_TASK_.
Print the data exactly as it is given, please.

_GIVEN RECORDS_.
***
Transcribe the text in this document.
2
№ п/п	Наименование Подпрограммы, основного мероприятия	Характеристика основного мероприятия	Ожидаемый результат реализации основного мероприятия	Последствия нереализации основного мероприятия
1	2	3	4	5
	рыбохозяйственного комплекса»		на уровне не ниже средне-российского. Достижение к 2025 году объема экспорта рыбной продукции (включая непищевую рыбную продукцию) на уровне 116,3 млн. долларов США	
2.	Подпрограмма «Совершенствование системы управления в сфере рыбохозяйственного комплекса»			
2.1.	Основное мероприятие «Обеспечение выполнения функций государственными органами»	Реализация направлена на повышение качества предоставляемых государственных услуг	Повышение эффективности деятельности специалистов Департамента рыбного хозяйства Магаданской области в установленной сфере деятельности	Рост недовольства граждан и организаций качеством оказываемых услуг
***
_RESPONSE FOR THIS EXERCISE_.
Transcribe the text in this document.
2
№ п/п	Наименование Подпрограммы, основного мероприятия	Характеристика основного мероприятия	Ожидаемый результат реализации основного мероприятия	Последствия нереализации основного мероприятия
1	2	3	4	5
	рыбохозяйственного комплекса»		на уровне не ниже средне-российского. Достижение к 2025 году объема экспорта рыбной продукции (включая непищевую рыбную продукцию) на уровне 116,3 млн. долларов США	
2.	Подпрограмма «Совершенствование системы управления в сфере рыбохозяйственного комплекса»			
2.1.	Основное мероприятие «Обеспечение выполнения функций государственными органами»	Реализация направлена на повышение качества предоставляемых государственных услуг	Повышение эффективности деятельности специалистов Департамента рыбного хозяйства Магаданской области в установленной сфере деятельности	Рост недовольства граждан и организаций качеством оказываемых услуг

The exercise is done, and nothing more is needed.